Directive |
Check each line of the records below and collect those that include the word "支出情况".

Supplied records |
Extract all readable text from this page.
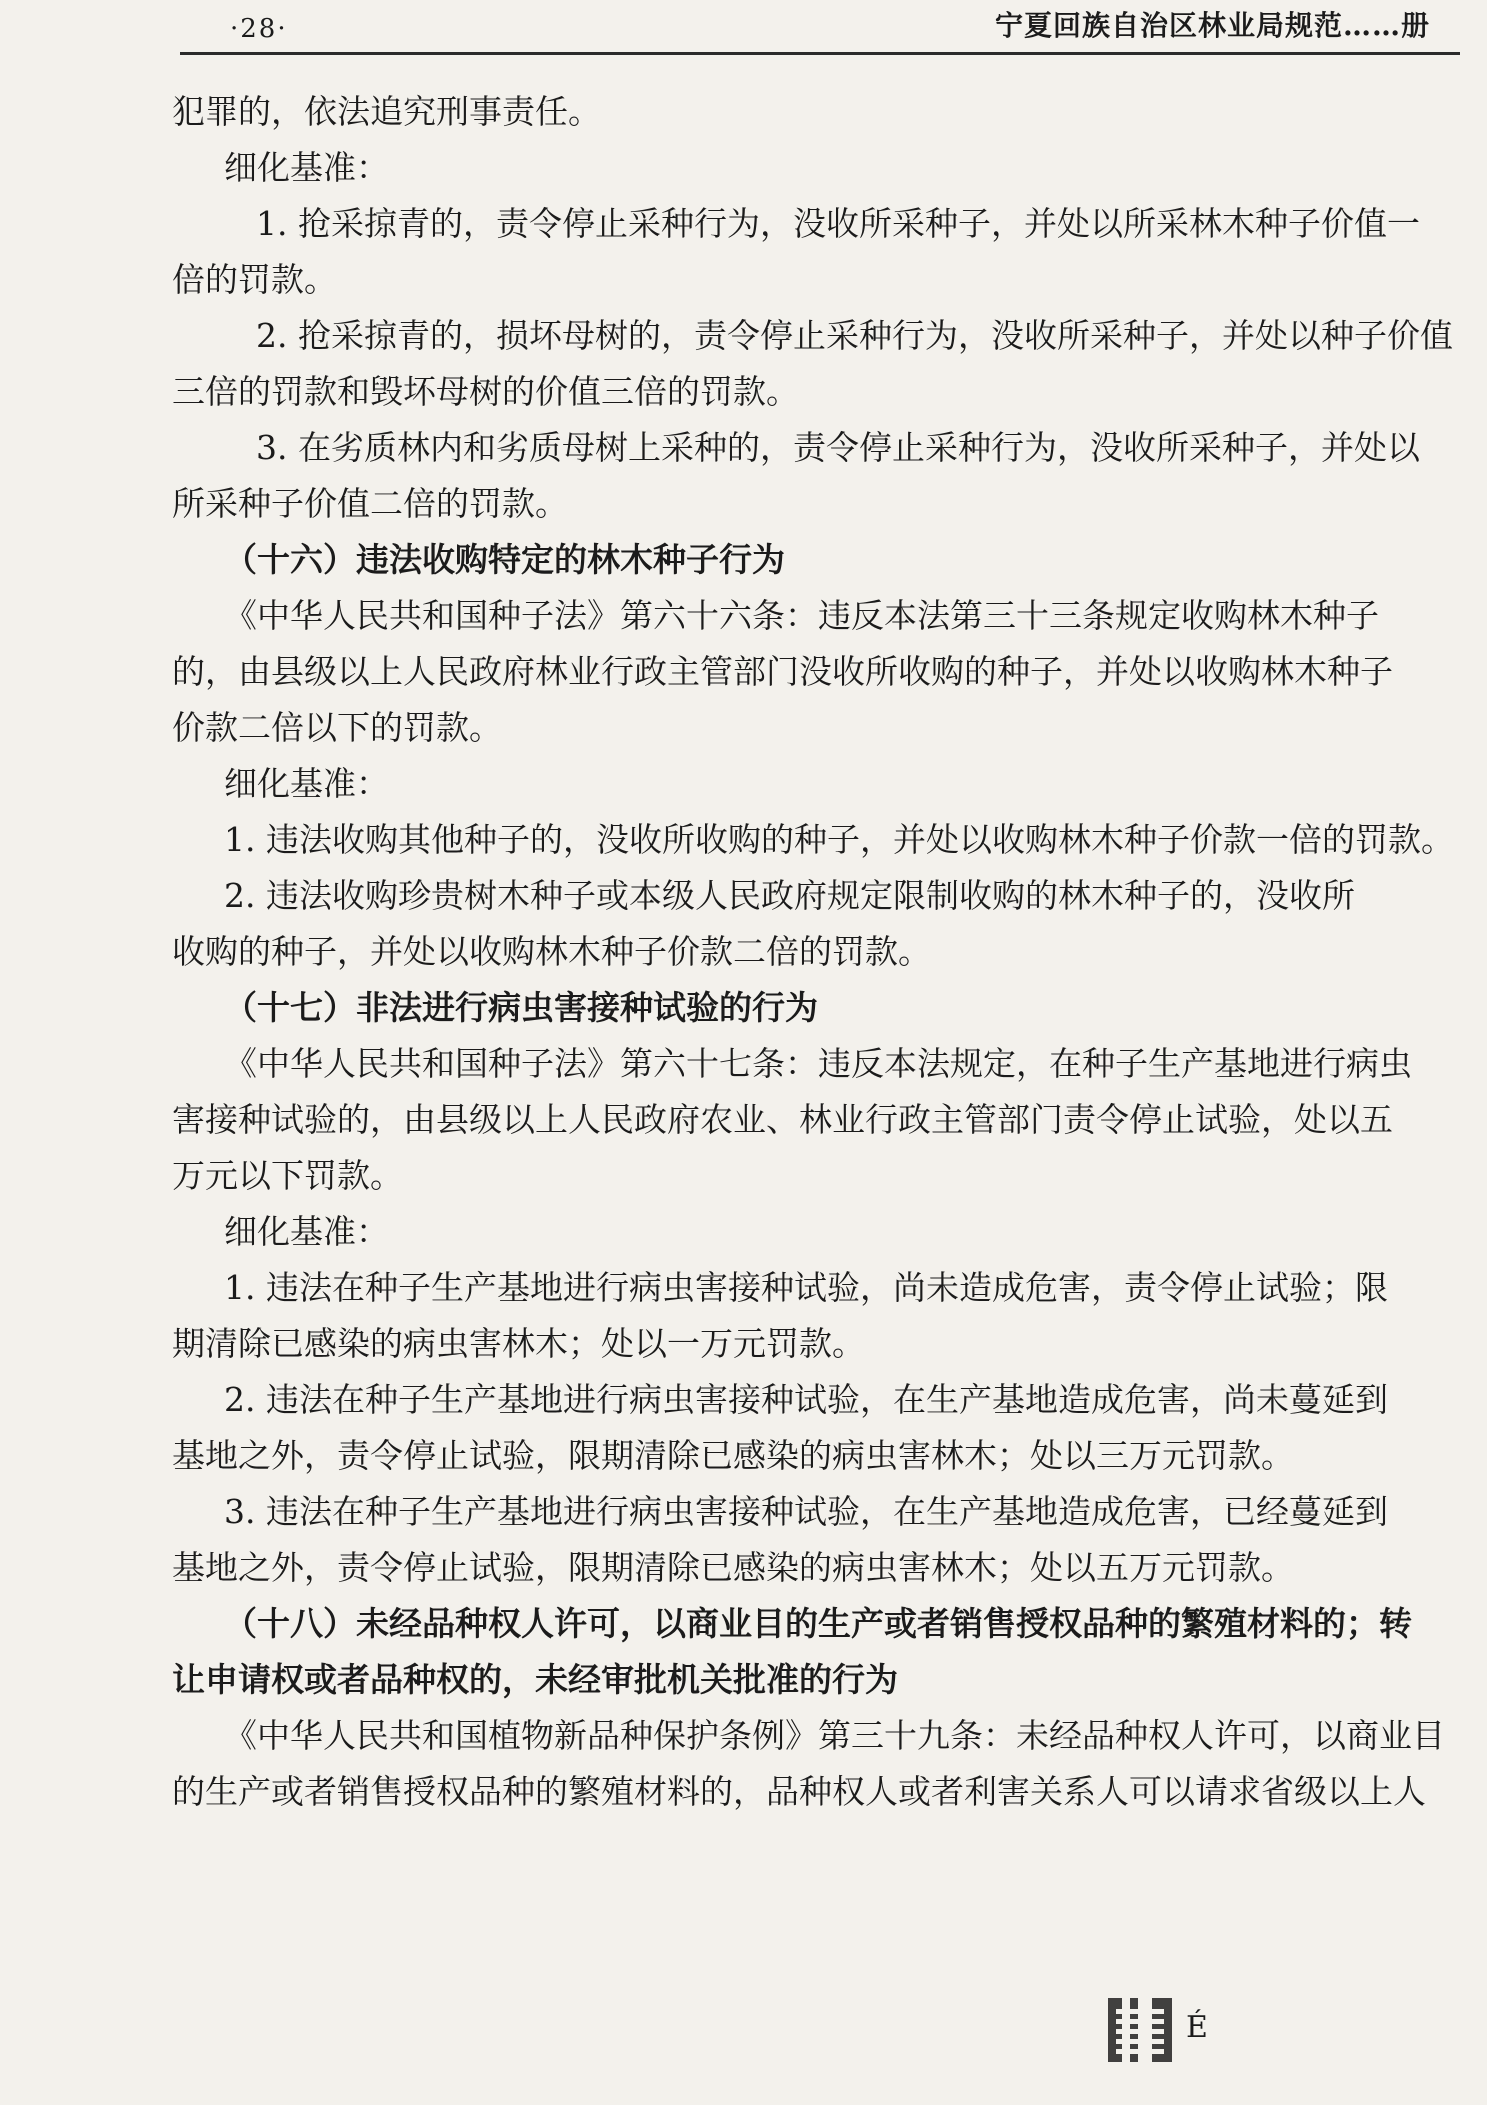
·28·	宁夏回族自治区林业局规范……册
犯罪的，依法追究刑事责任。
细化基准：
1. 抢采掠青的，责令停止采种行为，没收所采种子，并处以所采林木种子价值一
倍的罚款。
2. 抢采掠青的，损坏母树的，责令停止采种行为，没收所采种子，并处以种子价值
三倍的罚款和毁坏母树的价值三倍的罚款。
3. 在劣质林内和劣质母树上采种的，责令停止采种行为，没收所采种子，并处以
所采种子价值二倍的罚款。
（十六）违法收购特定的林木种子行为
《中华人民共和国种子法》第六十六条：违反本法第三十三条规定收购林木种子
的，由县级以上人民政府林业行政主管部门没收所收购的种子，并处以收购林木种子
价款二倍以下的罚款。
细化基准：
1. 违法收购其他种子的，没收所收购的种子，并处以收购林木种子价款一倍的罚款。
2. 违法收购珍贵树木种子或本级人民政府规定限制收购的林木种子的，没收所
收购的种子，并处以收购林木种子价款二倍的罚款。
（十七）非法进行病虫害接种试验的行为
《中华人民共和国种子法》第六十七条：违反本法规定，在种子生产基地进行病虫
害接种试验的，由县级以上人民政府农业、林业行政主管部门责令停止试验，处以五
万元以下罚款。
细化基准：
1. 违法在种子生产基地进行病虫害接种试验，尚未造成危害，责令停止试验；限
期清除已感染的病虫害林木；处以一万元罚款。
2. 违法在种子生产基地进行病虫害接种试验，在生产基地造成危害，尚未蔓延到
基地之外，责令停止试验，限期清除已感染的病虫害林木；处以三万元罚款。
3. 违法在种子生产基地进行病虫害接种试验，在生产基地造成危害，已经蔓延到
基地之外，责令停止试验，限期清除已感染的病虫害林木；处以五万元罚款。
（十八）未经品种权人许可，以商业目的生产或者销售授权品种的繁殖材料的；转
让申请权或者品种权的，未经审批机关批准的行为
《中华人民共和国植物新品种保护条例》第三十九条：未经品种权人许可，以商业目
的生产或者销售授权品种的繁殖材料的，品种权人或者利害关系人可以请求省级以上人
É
---
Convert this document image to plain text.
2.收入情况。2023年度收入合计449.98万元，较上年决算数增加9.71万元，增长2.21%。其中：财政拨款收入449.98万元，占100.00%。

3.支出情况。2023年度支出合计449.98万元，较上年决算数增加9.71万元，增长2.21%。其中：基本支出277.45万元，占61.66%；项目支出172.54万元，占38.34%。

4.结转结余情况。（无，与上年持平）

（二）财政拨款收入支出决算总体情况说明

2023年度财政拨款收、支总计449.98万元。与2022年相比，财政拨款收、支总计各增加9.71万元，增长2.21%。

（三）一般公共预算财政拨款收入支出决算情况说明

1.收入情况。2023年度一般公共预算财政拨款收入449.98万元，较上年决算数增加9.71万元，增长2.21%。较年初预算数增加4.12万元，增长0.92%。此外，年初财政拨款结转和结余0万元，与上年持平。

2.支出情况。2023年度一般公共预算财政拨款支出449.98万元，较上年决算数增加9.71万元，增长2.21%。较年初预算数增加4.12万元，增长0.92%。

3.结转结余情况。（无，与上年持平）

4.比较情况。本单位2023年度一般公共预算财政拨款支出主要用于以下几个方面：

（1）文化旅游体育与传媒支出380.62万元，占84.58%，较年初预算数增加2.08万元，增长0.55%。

The solution |
3.支出情况。2023年度支出合计449.98万元，较上年决算数增加9.71万元，增长2.21%。其中：基本支出277.45万元，占61.66%；项目支出172.54万元，占38.34%。
2.支出情况。2023年度一般公共预算财政拨款支出449.98万元，较上年决算数增加9.71万元，增长2.21%。较年初预算数增加4.12万元，增长0.92%。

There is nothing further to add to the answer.